Written task: Find each line with the string "nδιπλώματος" and copy it.

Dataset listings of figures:
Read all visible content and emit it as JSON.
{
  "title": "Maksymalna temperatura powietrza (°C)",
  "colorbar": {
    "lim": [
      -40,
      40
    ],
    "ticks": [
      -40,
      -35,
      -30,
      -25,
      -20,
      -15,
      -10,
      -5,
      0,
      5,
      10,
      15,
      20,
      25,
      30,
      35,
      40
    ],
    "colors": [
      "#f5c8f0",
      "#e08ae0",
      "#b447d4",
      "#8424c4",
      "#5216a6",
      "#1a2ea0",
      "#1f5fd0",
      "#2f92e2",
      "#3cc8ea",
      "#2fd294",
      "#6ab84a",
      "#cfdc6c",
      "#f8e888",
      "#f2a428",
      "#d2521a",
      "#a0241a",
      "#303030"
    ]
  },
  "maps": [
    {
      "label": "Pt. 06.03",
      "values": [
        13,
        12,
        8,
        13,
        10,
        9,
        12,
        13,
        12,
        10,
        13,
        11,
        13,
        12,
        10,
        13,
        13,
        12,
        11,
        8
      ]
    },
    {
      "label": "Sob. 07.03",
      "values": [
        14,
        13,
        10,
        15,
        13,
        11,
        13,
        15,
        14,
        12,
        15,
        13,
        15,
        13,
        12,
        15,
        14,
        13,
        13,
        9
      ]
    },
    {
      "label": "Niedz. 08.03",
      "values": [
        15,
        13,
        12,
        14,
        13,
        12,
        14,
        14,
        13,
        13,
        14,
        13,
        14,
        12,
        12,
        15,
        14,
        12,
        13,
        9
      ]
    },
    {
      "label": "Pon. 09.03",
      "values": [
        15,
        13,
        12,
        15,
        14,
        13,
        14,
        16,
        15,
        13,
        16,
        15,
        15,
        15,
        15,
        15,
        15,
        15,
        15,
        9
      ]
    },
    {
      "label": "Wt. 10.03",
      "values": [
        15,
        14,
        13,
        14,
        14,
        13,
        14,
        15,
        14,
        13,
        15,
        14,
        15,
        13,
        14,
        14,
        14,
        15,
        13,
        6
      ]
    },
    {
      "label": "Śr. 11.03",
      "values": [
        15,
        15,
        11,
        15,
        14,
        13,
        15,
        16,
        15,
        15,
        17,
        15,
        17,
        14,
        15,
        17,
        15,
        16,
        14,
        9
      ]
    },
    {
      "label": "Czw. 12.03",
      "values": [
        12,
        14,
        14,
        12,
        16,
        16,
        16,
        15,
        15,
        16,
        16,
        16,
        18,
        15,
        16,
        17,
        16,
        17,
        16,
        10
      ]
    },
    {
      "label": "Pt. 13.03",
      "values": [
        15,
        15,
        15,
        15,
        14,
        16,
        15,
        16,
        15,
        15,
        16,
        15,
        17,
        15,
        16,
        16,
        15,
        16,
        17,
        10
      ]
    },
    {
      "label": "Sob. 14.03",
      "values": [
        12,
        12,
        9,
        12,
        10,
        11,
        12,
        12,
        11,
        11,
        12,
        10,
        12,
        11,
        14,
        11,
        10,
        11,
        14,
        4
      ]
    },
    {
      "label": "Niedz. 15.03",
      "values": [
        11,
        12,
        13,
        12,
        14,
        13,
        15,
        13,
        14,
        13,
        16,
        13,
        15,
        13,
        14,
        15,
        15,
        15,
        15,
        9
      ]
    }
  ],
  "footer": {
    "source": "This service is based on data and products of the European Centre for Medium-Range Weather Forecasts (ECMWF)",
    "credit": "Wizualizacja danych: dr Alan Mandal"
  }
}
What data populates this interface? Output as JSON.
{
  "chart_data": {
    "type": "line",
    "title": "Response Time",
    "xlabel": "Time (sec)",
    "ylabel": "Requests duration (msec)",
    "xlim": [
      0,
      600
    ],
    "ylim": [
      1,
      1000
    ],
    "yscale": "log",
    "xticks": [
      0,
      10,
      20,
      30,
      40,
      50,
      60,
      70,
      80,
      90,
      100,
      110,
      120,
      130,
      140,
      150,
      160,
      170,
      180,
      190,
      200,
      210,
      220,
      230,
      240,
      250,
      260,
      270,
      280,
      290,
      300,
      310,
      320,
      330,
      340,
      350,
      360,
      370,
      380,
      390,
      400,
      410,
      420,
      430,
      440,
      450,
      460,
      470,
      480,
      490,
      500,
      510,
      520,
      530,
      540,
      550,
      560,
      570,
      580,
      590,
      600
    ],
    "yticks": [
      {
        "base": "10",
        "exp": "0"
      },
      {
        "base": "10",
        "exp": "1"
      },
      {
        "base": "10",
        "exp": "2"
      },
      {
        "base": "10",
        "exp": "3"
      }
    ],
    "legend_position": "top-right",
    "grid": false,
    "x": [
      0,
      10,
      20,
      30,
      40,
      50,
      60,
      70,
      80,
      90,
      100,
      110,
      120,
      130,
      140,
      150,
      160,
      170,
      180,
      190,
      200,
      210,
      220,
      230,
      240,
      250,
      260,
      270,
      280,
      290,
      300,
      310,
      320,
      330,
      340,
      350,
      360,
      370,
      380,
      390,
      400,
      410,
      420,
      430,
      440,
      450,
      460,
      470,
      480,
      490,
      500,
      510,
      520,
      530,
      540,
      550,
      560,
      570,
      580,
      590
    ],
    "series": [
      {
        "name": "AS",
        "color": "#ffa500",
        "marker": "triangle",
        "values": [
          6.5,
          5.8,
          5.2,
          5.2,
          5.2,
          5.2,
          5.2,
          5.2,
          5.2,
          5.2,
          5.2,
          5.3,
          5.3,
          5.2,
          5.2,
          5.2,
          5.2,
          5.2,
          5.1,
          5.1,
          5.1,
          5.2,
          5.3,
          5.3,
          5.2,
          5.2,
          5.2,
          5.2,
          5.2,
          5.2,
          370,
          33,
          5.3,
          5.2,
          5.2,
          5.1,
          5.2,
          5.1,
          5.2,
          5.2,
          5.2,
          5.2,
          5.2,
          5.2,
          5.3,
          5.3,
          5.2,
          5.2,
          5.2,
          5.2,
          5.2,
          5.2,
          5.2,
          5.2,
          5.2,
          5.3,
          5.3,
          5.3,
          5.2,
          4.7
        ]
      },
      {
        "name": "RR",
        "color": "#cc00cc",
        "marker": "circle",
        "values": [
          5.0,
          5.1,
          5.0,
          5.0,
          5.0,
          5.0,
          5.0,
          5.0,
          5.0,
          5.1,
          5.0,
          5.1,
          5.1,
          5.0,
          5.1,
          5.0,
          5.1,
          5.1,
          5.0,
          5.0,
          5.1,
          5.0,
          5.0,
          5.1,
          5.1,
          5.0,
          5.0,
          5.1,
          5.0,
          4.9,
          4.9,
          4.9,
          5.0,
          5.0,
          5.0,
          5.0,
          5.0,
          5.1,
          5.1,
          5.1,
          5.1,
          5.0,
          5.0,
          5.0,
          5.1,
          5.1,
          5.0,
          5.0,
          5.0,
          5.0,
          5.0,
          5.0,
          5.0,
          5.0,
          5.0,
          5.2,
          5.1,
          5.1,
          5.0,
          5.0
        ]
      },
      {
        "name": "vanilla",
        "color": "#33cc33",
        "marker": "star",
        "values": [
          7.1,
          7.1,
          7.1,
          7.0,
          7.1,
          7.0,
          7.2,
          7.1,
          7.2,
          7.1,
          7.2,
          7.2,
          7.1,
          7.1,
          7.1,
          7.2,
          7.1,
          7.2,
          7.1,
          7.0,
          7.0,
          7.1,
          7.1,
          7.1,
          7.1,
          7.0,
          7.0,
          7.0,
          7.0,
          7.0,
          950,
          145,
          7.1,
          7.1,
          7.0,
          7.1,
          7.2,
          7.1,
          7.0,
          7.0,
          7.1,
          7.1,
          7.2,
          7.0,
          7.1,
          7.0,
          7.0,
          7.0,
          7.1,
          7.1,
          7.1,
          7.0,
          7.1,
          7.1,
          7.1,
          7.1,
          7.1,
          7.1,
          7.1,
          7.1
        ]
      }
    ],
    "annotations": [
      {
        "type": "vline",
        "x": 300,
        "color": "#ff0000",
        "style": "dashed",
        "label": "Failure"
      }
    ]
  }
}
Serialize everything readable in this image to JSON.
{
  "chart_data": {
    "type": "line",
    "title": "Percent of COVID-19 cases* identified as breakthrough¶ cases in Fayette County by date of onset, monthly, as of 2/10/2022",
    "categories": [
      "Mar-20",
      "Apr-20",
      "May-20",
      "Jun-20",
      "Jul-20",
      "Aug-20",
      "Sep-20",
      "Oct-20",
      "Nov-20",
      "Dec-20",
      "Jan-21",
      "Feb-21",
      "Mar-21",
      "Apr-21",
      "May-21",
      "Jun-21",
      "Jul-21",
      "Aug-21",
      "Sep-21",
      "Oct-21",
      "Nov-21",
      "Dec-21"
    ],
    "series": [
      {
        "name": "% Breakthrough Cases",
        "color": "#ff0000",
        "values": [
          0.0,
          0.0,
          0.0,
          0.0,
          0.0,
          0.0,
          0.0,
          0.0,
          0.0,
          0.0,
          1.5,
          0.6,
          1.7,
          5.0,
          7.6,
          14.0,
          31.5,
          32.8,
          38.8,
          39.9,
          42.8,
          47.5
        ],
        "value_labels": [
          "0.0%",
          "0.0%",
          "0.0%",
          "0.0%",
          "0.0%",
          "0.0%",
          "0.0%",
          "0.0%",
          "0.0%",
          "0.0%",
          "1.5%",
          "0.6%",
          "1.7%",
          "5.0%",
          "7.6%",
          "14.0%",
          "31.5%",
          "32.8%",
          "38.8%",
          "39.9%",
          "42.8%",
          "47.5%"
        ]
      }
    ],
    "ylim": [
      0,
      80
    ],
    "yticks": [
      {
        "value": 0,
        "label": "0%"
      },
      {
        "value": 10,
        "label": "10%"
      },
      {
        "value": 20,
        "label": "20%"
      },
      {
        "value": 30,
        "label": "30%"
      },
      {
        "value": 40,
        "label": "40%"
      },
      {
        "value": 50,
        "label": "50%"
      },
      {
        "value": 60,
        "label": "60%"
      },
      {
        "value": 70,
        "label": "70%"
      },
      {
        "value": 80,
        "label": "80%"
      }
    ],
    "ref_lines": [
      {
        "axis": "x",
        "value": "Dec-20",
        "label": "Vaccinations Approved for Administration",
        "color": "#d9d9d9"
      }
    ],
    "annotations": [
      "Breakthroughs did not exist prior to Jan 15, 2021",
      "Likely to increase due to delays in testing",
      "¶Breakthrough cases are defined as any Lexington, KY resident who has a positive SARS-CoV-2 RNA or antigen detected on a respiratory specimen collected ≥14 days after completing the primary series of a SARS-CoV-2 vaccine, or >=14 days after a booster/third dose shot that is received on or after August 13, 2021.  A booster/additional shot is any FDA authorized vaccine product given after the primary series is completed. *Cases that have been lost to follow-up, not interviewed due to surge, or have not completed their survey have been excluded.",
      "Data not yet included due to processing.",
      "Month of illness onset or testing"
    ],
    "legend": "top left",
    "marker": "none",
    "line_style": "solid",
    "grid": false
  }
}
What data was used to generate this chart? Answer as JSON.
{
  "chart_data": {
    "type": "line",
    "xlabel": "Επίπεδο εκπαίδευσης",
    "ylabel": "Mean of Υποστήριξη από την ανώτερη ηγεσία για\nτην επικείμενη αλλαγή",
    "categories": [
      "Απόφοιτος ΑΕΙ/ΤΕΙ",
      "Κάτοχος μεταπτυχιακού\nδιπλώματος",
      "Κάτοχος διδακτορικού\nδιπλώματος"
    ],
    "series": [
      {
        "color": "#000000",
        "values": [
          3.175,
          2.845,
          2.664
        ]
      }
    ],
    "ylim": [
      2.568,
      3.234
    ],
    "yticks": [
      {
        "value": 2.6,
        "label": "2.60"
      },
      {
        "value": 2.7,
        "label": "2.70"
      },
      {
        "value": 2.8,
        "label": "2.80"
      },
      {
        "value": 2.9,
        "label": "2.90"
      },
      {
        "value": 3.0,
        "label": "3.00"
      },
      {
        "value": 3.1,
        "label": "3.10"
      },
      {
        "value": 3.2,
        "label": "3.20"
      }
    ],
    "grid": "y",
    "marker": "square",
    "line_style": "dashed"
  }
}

Answer in full:
      "Κάτοχος μεταπτυχιακού\nδιπλώματος",
      "Κάτοχος διδακτορικού\nδιπλώματος"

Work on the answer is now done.